**Short task**
Repeat the material exactly as it appears.

**Materials provided**
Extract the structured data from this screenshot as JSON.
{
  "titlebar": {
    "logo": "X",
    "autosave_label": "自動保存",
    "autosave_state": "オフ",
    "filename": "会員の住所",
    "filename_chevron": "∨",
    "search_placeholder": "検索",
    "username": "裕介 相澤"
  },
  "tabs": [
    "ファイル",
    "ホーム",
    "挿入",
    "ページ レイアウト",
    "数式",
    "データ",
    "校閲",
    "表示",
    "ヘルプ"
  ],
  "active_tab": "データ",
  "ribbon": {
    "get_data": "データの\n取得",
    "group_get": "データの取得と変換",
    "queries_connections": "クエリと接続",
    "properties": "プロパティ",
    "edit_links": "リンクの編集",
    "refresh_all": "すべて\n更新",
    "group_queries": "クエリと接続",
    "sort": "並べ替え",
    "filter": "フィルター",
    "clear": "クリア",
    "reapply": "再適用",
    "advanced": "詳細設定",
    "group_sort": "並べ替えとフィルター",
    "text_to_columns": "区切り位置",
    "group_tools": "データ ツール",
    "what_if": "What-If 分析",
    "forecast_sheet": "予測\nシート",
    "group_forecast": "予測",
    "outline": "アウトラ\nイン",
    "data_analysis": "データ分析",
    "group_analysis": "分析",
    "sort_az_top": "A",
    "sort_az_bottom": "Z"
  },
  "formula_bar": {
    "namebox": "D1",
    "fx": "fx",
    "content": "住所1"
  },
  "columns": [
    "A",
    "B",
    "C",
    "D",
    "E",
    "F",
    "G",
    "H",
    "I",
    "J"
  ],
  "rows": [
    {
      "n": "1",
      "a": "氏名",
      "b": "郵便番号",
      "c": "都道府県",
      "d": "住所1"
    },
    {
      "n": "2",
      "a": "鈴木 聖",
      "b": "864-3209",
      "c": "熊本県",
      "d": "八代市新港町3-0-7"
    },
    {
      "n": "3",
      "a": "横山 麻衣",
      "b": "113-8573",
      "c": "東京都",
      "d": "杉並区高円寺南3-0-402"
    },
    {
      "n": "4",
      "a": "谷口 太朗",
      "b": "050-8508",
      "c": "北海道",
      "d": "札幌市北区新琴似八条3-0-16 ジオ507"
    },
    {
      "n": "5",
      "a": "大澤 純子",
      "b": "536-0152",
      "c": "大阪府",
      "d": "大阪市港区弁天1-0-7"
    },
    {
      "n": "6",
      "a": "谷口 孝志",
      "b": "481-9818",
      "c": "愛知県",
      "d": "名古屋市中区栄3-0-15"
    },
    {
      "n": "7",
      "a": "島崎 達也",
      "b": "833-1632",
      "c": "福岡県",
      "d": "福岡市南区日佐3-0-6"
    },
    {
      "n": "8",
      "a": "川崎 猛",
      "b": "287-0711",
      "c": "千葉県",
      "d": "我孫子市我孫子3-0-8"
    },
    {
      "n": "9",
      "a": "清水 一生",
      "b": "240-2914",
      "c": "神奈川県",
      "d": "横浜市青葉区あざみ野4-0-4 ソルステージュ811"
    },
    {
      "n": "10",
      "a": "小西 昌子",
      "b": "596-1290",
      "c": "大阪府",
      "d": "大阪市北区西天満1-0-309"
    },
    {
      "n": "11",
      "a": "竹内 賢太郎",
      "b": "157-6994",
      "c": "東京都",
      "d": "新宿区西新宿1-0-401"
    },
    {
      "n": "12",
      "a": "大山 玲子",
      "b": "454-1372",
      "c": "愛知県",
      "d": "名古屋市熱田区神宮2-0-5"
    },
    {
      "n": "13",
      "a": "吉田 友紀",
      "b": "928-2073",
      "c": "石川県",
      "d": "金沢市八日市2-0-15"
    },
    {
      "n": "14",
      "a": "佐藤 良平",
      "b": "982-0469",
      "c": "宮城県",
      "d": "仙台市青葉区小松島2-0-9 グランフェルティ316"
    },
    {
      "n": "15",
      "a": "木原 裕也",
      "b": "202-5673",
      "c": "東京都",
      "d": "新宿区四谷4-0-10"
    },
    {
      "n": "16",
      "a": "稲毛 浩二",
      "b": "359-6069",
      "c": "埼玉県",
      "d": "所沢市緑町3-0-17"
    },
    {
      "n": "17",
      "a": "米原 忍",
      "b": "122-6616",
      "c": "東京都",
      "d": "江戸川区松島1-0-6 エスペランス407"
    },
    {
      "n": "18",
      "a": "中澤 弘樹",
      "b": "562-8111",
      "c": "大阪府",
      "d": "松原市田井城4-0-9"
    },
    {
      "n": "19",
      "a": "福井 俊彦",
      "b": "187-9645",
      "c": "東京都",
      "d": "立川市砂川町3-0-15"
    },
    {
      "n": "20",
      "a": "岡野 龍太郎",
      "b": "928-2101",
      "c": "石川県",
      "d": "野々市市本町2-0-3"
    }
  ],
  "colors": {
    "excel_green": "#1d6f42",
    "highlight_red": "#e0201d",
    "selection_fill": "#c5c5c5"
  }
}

**Final result**
Extract the structured data from this screenshot as JSON.
{
  "titlebar": {
    "logo": "X",
    "autosave_label": "自動保存",
    "autosave_state": "オフ",
    "filename": "会員の住所",
    "filename_chevron": "∨",
    "search_placeholder": "検索",
    "username": "裕介 相澤"
  },
  "tabs": [
    "ファイル",
    "ホーム",
    "挿入",
    "ページ レイアウト",
    "数式",
    "データ",
    "校閲",
    "表示",
    "ヘルプ"
  ],
  "active_tab": "データ",
  "ribbon": {
    "get_data": "データの\n取得",
    "group_get": "データの取得と変換",
    "queries_connections": "クエリと接続",
    "properties": "プロパティ",
    "edit_links": "リンクの編集",
    "refresh_all": "すべて\n更新",
    "group_queries": "クエリと接続",
    "sort": "並べ替え",
    "filter": "フィルター",
    "clear": "クリア",
    "reapply": "再適用",
    "advanced": "詳細設定",
    "group_sort": "並べ替えとフィルター",
    "text_to_columns": "区切り位置",
    "group_tools": "データ ツール",
    "what_if": "What-If 分析",
    "forecast_sheet": "予測\nシート",
    "group_forecast": "予測",
    "outline": "アウトラ\nイン",
    "data_analysis": "データ分析",
    "group_analysis": "分析",
    "sort_az_top": "A",
    "sort_az_bottom": "Z"
  },
  "formula_bar": {
    "namebox": "D1",
    "fx": "fx",
    "content": "住所1"
  },
  "columns": [
    "A",
    "B",
    "C",
    "D",
    "E",
    "F",
    "G",
    "H",
    "I",
    "J"
  ],
  "rows": [
    {
      "n": "1",
      "a": "氏名",
      "b": "郵便番号",
      "c": "都道府県",
      "d": "住所1"
    },
    {
      "n": "2",
      "a": "鈴木 聖",
      "b": "864-3209",
      "c": "熊本県",
      "d": "八代市新港町3-0-7"
    },
    {
      "n": "3",
      "a": "横山 麻衣",
      "b": "113-8573",
      "c": "東京都",
      "d": "杉並区高円寺南3-0-402"
    },
    {
      "n": "4",
      "a": "谷口 太朗",
      "b": "050-8508",
      "c": "北海道",
      "d": "札幌市北区新琴似八条3-0-16 ジオ507"
    },
    {
      "n": "5",
      "a": "大澤 純子",
      "b": "536-0152",
      "c": "大阪府",
      "d": "大阪市港区弁天1-0-7"
    },
    {
      "n": "6",
      "a": "谷口 孝志",
      "b": "481-9818",
      "c": "愛知県",
      "d": "名古屋市中区栄3-0-15"
    },
    {
      "n": "7",
      "a": "島崎 達也",
      "b": "833-1632",
      "c": "福岡県",
      "d": "福岡市南区日佐3-0-6"
    },
    {
      "n": "8",
      "a": "川崎 猛",
      "b": "287-0711",
      "c": "千葉県",
      "d": "我孫子市我孫子3-0-8"
    },
    {
      "n": "9",
      "a": "清水 一生",
      "b": "240-2914",
      "c": "神奈川県",
      "d": "横浜市青葉区あざみ野4-0-4 ソルステージュ811"
    },
    {
      "n": "10",
      "a": "小西 昌子",
      "b": "596-1290",
      "c": "大阪府",
      "d": "大阪市北区西天満1-0-309"
    },
    {
      "n": "11",
      "a": "竹内 賢太郎",
      "b": "157-6994",
      "c": "東京都",
      "d": "新宿区西新宿1-0-401"
    },
    {
      "n": "12",
      "a": "大山 玲子",
      "b": "454-1372",
      "c": "愛知県",
      "d": "名古屋市熱田区神宮2-0-5"
    },
    {
      "n": "13",
      "a": "吉田 友紀",
      "b": "928-2073",
      "c": "石川県",
      "d": "金沢市八日市2-0-15"
    },
    {
      "n": "14",
      "a": "佐藤 良平",
      "b": "982-0469",
      "c": "宮城県",
      "d": "仙台市青葉区小松島2-0-9 グランフェルティ316"
    },
    {
      "n": "15",
      "a": "木原 裕也",
      "b": "202-5673",
      "c": "東京都",
      "d": "新宿区四谷4-0-10"
    },
    {
      "n": "16",
      "a": "稲毛 浩二",
      "b": "359-6069",
      "c": "埼玉県",
      "d": "所沢市緑町3-0-17"
    },
    {
      "n": "17",
      "a": "米原 忍",
      "b": "122-6616",
      "c": "東京都",
      "d": "江戸川区松島1-0-6 エスペランス407"
    },
    {
      "n": "18",
      "a": "中澤 弘樹",
      "b": "562-8111",
      "c": "大阪府",
      "d": "松原市田井城4-0-9"
    },
    {
      "n": "19",
      "a": "福井 俊彦",
      "b": "187-9645",
      "c": "東京都",
      "d": "立川市砂川町3-0-15"
    },
    {
      "n": "20",
      "a": "岡野 龍太郎",
      "b": "928-2101",
      "c": "石川県",
      "d": "野々市市本町2-0-3"
    }
  ],
  "colors": {
    "excel_green": "#1d6f42",
    "highlight_red": "#e0201d",
    "selection_fill": "#c5c5c5"
  }
}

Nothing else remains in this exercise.